[YOUR INSTRUCTIONS]: State how many lines in these records contain the word "name", and nothing else.
* Begin RECORDS FOR THIS EXERCISE *
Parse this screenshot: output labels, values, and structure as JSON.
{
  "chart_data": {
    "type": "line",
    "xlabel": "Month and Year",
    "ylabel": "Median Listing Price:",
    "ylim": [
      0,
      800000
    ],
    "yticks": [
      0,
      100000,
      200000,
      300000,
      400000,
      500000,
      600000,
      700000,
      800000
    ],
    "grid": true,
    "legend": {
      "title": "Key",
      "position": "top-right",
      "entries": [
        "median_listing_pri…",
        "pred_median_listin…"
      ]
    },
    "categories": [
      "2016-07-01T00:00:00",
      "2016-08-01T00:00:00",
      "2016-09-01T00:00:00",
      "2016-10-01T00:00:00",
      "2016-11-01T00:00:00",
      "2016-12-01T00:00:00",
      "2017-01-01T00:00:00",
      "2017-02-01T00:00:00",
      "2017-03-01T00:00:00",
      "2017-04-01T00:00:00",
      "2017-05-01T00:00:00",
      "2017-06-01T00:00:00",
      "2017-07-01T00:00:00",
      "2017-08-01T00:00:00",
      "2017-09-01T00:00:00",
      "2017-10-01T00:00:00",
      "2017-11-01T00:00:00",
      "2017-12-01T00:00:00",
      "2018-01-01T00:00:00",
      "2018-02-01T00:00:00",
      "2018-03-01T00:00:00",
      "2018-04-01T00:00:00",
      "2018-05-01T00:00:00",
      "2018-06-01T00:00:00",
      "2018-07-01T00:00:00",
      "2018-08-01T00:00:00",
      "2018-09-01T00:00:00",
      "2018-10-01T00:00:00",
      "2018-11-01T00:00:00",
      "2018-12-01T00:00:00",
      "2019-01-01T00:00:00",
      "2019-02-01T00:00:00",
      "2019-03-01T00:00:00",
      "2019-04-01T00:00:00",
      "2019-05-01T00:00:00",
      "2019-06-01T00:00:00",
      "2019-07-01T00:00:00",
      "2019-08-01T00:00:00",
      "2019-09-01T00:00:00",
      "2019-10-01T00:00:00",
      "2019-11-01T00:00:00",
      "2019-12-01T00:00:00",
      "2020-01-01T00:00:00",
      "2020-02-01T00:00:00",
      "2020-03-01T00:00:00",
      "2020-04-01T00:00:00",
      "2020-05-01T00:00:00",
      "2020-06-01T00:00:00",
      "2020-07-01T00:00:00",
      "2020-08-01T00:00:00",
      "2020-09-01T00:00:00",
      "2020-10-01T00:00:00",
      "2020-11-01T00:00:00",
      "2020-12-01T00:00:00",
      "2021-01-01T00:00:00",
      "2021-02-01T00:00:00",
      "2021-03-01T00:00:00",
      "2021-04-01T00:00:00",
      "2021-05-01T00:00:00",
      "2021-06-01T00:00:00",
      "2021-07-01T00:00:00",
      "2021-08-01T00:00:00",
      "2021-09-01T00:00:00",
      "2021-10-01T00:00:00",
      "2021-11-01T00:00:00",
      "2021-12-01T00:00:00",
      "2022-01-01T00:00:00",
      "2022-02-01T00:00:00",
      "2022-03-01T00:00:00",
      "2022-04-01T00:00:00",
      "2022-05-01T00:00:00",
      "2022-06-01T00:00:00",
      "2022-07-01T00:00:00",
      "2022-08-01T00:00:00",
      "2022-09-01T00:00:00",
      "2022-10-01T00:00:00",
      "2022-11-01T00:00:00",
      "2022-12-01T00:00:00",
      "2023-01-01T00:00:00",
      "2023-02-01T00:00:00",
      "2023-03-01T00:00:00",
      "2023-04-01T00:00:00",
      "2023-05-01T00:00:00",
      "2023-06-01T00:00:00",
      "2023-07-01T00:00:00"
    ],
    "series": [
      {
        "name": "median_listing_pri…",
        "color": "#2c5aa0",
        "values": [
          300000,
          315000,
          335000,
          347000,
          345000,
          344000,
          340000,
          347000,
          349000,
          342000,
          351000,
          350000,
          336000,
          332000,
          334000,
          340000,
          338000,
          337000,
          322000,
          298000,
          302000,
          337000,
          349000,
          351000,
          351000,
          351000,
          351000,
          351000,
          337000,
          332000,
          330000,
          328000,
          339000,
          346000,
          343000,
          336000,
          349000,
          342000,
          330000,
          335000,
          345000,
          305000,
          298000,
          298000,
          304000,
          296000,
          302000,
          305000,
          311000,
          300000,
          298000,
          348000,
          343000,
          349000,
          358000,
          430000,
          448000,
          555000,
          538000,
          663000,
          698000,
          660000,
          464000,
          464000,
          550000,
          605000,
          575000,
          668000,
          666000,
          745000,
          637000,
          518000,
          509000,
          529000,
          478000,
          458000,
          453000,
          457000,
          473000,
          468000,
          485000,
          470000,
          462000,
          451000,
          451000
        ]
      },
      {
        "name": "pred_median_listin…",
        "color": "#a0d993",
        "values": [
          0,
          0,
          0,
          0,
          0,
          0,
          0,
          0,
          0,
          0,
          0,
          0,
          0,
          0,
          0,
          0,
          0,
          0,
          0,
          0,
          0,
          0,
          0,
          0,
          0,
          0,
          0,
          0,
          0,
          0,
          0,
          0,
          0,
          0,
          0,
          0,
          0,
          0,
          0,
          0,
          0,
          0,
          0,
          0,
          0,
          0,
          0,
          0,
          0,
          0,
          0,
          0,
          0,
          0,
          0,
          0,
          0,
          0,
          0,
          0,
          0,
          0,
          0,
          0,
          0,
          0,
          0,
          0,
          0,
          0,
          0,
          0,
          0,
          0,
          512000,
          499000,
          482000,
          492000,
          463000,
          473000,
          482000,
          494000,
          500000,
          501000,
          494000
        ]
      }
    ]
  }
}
* End RECORDS FOR THIS EXERCISE *
[EXERCISE OUTPUT]: 2